▶ _Data_
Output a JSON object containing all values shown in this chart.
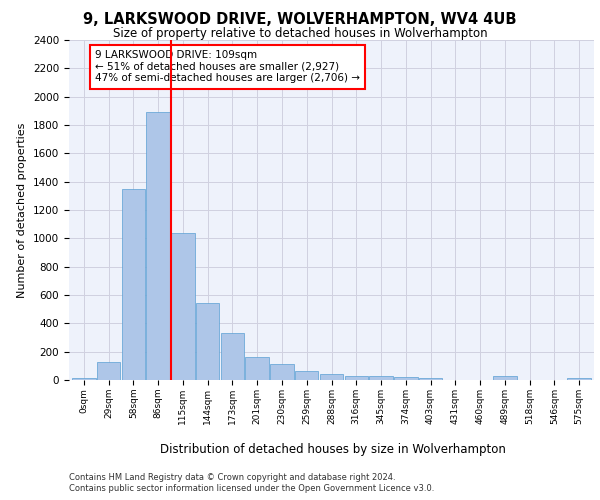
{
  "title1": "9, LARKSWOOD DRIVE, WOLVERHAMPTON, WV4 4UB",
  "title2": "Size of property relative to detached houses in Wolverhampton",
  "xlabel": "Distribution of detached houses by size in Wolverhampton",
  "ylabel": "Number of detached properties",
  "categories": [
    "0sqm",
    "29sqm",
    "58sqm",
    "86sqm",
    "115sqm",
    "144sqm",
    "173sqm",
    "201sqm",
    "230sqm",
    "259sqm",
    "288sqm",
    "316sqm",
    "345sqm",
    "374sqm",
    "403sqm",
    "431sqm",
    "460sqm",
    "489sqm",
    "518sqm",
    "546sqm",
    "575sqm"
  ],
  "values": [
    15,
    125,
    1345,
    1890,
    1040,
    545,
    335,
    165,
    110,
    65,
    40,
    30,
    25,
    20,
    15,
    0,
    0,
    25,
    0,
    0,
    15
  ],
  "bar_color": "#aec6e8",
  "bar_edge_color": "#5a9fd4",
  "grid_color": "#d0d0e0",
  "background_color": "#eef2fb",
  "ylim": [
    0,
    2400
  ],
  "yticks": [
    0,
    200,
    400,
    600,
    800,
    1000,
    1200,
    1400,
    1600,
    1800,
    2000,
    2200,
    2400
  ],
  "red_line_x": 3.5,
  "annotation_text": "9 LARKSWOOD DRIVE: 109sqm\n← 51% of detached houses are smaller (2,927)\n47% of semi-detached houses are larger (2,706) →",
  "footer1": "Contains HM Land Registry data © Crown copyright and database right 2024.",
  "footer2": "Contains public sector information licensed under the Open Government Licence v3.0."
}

▶ _The problem_
Leave the pictures out, and transcribe each of the records exactly.

▶ _Expected output_
Output a JSON object containing all values shown in this chart.
{
  "title1": "9, LARKSWOOD DRIVE, WOLVERHAMPTON, WV4 4UB",
  "title2": "Size of property relative to detached houses in Wolverhampton",
  "xlabel": "Distribution of detached houses by size in Wolverhampton",
  "ylabel": "Number of detached properties",
  "categories": [
    "0sqm",
    "29sqm",
    "58sqm",
    "86sqm",
    "115sqm",
    "144sqm",
    "173sqm",
    "201sqm",
    "230sqm",
    "259sqm",
    "288sqm",
    "316sqm",
    "345sqm",
    "374sqm",
    "403sqm",
    "431sqm",
    "460sqm",
    "489sqm",
    "518sqm",
    "546sqm",
    "575sqm"
  ],
  "values": [
    15,
    125,
    1345,
    1890,
    1040,
    545,
    335,
    165,
    110,
    65,
    40,
    30,
    25,
    20,
    15,
    0,
    0,
    25,
    0,
    0,
    15
  ],
  "bar_color": "#aec6e8",
  "bar_edge_color": "#5a9fd4",
  "grid_color": "#d0d0e0",
  "background_color": "#eef2fb",
  "ylim": [
    0,
    2400
  ],
  "yticks": [
    0,
    200,
    400,
    600,
    800,
    1000,
    1200,
    1400,
    1600,
    1800,
    2000,
    2200,
    2400
  ],
  "red_line_x": 3.5,
  "annotation_text": "9 LARKSWOOD DRIVE: 109sqm\n← 51% of detached houses are smaller (2,927)\n47% of semi-detached houses are larger (2,706) →",
  "footer1": "Contains HM Land Registry data © Crown copyright and database right 2024.",
  "footer2": "Contains public sector information licensed under the Open Government Licence v3.0."
}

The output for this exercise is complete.